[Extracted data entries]
*-*-*

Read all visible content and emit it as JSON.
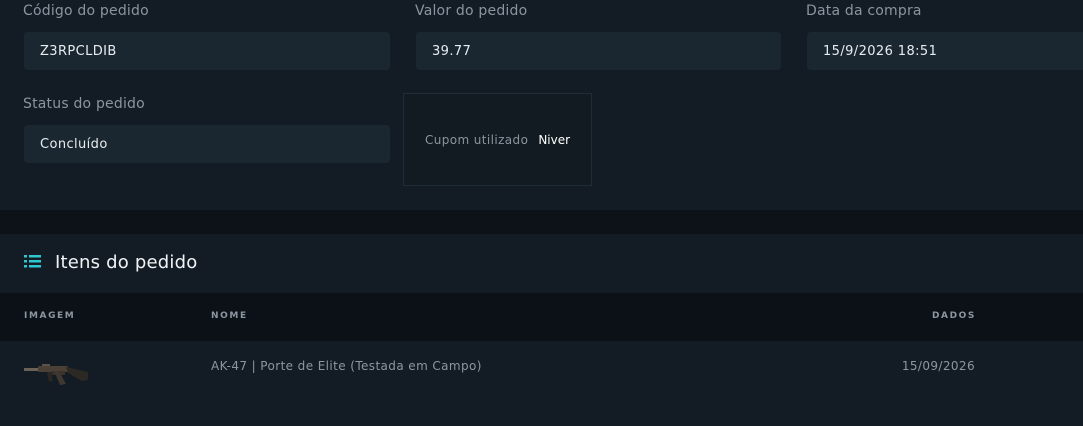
{
  "order": {
    "code_label": "Código do pedido",
    "code_value": "Z3RPCLDIB",
    "value_label": "Valor do pedido",
    "value_value": "39.77",
    "date_label": "Data da compra",
    "date_value": "15/9/2026 18:51",
    "status_label": "Status do pedido",
    "status_value": "Concluído",
    "coupon_label": "Cupom utilizado",
    "coupon_value": "Niver"
  },
  "items": {
    "title": "Itens do pedido",
    "title_icon": "list-icon",
    "accent_color": "#2ec6cf",
    "columns": {
      "image": "IMAGEM",
      "name": "NOME",
      "data": "DADOS"
    },
    "rows": [
      {
        "image_icon": "rifle-icon",
        "name": "AK-47 | Porte de Elite (Testada em Campo)",
        "date": "15/09/2026"
      }
    ]
  }
}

*-*-*

#### [YOUR OBJECTIVE]
The pictures should not be reproduced; quote all of the other material exactly.

#### [SOLUTION TO THIS EXERCISE]
Read all visible content and emit it as JSON.
{
  "order": {
    "code_label": "Código do pedido",
    "code_value": "Z3RPCLDIB",
    "value_label": "Valor do pedido",
    "value_value": "39.77",
    "date_label": "Data da compra",
    "date_value": "15/9/2026 18:51",
    "status_label": "Status do pedido",
    "status_value": "Concluído",
    "coupon_label": "Cupom utilizado",
    "coupon_value": "Niver"
  },
  "items": {
    "title": "Itens do pedido",
    "title_icon": "list-icon",
    "accent_color": "#2ec6cf",
    "columns": {
      "image": "IMAGEM",
      "name": "NOME",
      "data": "DADOS"
    },
    "rows": [
      {
        "image_icon": "rifle-icon",
        "name": "AK-47 | Porte de Elite (Testada em Campo)",
        "date": "15/09/2026"
      }
    ]
  }
}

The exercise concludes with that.